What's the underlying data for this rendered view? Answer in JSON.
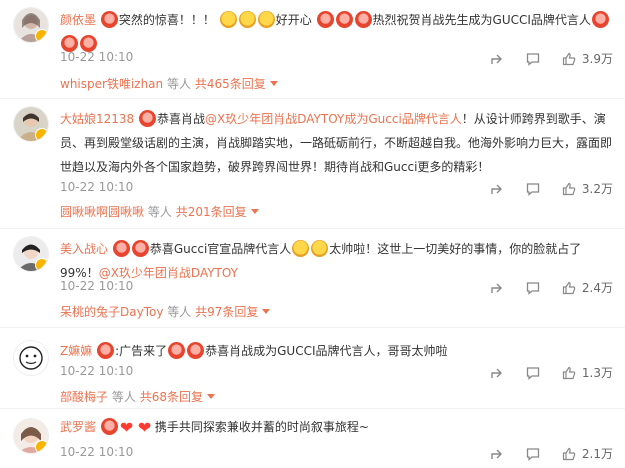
{
  "comments": [
    {
      "user": "颜依墨",
      "text_after_emojis": "突然的惊喜！！！",
      "mid_text": "好开心",
      "tail_text": "热烈祝贺肖战先生成为GUCCI品牌代言人",
      "time": "10-22 10:10",
      "likes": "3.9万",
      "reply_user": "whisper铁唯izhan",
      "reply_mid": "等人",
      "reply_total": "共465条回复"
    },
    {
      "user": "大姑娘12138",
      "text_pre": "恭喜肖战",
      "mention": "@X玖少年团肖战DAYTOY成为Gucci品牌代言人",
      "text_post": "！从设计师跨界到歌手、演员、再到殿堂级话剧的主演，肖战脚踏实地，一路砥砺前行，不断超越自我。他海外影响力巨大，露面即世趋以及海内外各个国家趋势，破界跨界闯世界！期待肖战和Gucci更多的精彩！",
      "time": "10-22 10:10",
      "likes": "3.2万",
      "reply_user": "圆啾啾啊圆啾啾",
      "reply_mid": "等人",
      "reply_total": "共201条回复"
    },
    {
      "user": "美入战心",
      "text_pre": "恭喜Gucci官宣品牌代言人",
      "text_mid": "太帅啦！这世上一切美好的事情，你的脸就占了99%！",
      "mention": "@X玖少年团肖战DAYTOY",
      "time": "10-22 10:10",
      "likes": "2.4万",
      "reply_user": "呆桃的兔子DayToy",
      "reply_mid": "等人",
      "reply_total": "共97条回复"
    },
    {
      "user": "Z嫲嫲",
      "text_pre": ":广告来了",
      "text_post": "恭喜肖战成为GUCCI品牌代言人，哥哥太帅啦",
      "time": "10-22 10:10",
      "likes": "1.3万",
      "reply_user": "部酸梅子",
      "reply_mid": "等人",
      "reply_total": "共68条回复"
    },
    {
      "user": "武罗酱",
      "text_post": "携手共同探索兼收并蓄的时尚叙事旅程~",
      "time": "10-22 10:10",
      "likes": "2.1万"
    }
  ],
  "icons": {
    "share": "share-icon",
    "comment": "comment-icon",
    "like": "like-icon"
  },
  "colors": {
    "username": "#eb7350",
    "meta": "#999999",
    "text": "#333333"
  }
}
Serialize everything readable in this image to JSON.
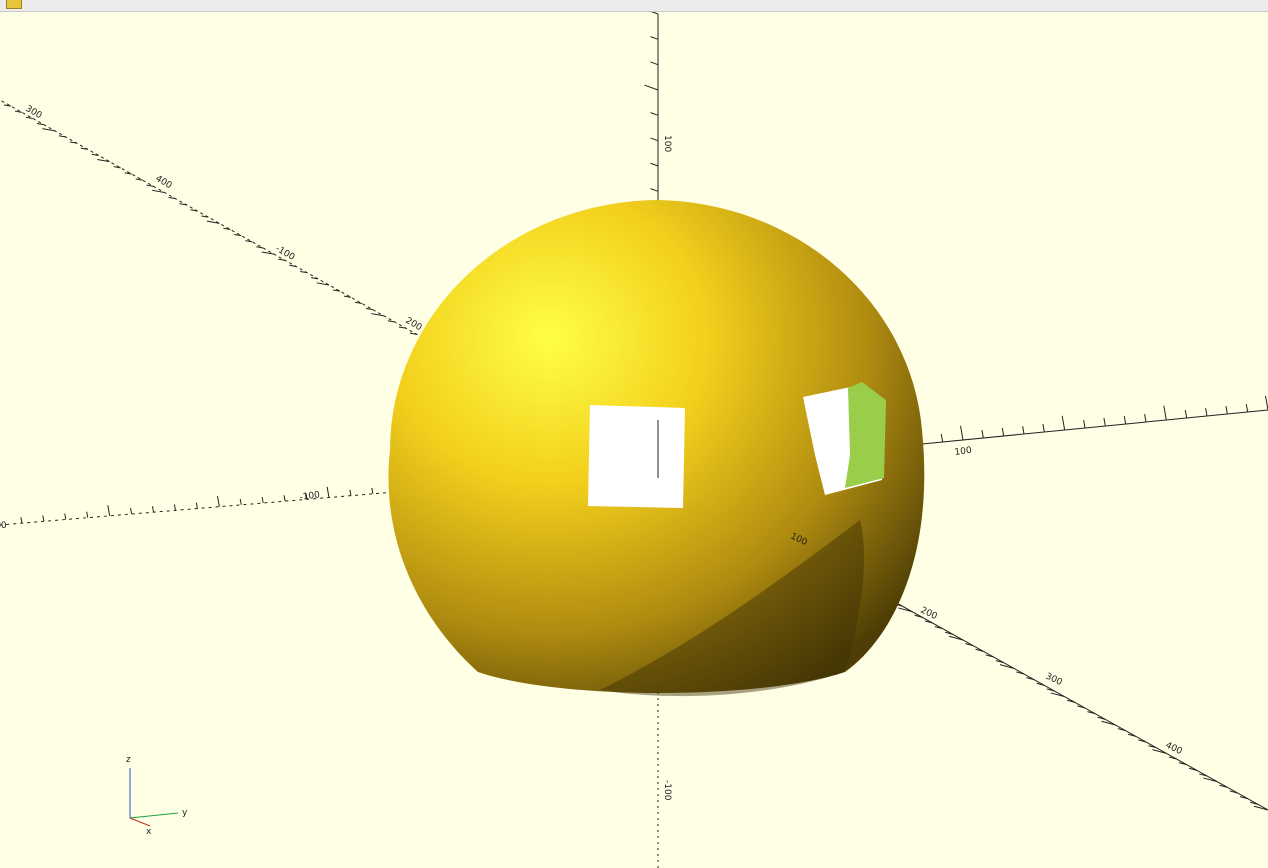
{
  "status_bar": {
    "text": "",
    "links": [
      "",
      ""
    ]
  },
  "viewport": {
    "background_color": "#ffffe5",
    "object_color": "#f5d90a",
    "cut_face_color": "#9acd4a",
    "axis_tick_labels": {
      "x_negative": [
        "200",
        "-100"
      ],
      "y_positive": [
        "100"
      ],
      "x_positive": [
        "100",
        "200",
        "300",
        "400"
      ],
      "y_negative": [
        "300",
        "400",
        "-100",
        "200"
      ],
      "z_positive": [
        "100"
      ],
      "z_negative": [
        "-100"
      ]
    },
    "orientation_gizmo": {
      "z_label": "z",
      "y_label": "y",
      "x_label": "x"
    }
  }
}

━━━━━━

(What this task involves):
Retype, word for word, only the lines from the line with "Serialize everything readable" to the final line of the listing above; the pictures do not belong in the copy.

(Answer to this task):
Serialize everything readable in this image to JSON.
{
  "status_bar": {
    "text": "",
    "links": [
      "",
      ""
    ]
  },
  "viewport": {
    "background_color": "#ffffe5",
    "object_color": "#f5d90a",
    "cut_face_color": "#9acd4a",
    "axis_tick_labels": {
      "x_negative": [
        "200",
        "-100"
      ],
      "y_positive": [
        "100"
      ],
      "x_positive": [
        "100",
        "200",
        "300",
        "400"
      ],
      "y_negative": [
        "300",
        "400",
        "-100",
        "200"
      ],
      "z_positive": [
        "100"
      ],
      "z_negative": [
        "-100"
      ]
    },
    "orientation_gizmo": {
      "z_label": "z",
      "y_label": "y",
      "x_label": "x"
    }
  }
}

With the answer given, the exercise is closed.